• _Task objective_: In the records that follow, locate every line with "from" and extract it.

--- Information provided ---

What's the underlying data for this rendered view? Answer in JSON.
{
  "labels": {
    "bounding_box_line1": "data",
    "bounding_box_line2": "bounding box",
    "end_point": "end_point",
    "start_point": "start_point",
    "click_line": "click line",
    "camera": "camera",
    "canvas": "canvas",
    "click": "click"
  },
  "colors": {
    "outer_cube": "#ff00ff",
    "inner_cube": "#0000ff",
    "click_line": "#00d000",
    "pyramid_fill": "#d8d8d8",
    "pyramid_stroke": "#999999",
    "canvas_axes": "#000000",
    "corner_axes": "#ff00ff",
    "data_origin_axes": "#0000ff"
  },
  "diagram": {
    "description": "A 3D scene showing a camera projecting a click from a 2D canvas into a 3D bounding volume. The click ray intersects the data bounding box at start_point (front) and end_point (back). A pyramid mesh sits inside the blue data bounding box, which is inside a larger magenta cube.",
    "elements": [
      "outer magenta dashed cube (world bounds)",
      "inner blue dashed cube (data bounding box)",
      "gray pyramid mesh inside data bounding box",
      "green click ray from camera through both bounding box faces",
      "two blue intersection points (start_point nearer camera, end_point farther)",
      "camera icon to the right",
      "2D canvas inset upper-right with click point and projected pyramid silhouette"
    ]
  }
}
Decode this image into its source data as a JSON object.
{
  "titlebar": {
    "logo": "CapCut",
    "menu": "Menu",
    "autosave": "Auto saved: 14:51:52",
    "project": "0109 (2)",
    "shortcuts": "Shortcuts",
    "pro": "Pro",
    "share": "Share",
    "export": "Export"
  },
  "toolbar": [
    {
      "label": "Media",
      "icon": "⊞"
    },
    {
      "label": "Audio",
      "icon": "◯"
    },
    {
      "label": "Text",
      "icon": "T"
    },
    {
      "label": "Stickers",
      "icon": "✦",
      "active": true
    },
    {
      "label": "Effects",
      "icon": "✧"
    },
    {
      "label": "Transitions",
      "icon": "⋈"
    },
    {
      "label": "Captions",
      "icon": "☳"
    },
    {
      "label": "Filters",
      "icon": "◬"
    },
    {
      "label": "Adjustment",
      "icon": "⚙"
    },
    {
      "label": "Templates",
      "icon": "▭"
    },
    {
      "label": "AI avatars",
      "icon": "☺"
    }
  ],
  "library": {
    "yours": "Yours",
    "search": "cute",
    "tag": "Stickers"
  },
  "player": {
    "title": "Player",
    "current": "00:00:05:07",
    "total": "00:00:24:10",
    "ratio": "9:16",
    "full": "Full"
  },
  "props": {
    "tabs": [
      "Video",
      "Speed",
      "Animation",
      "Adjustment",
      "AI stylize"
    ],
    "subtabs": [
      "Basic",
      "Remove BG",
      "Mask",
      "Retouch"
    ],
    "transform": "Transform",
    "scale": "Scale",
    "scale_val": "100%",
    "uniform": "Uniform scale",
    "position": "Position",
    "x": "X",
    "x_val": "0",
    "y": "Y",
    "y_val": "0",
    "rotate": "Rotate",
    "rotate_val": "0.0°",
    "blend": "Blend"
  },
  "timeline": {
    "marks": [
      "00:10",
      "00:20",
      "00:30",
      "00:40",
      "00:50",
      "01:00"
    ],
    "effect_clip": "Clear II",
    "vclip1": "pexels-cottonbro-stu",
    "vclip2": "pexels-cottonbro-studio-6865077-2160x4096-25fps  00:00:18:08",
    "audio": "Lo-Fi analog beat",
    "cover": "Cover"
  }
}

---

• _The solution_:
    "description": "A 3D scene showing a camera projecting a click from a 2D canvas into a 3D bounding volume. The click ray intersects the data bounding box at start_point (front) and end_point (back). A pyramid mesh sits inside the blue data bounding box, which is inside a larger magenta cube.",
      "green click ray from camera through both bounding box faces",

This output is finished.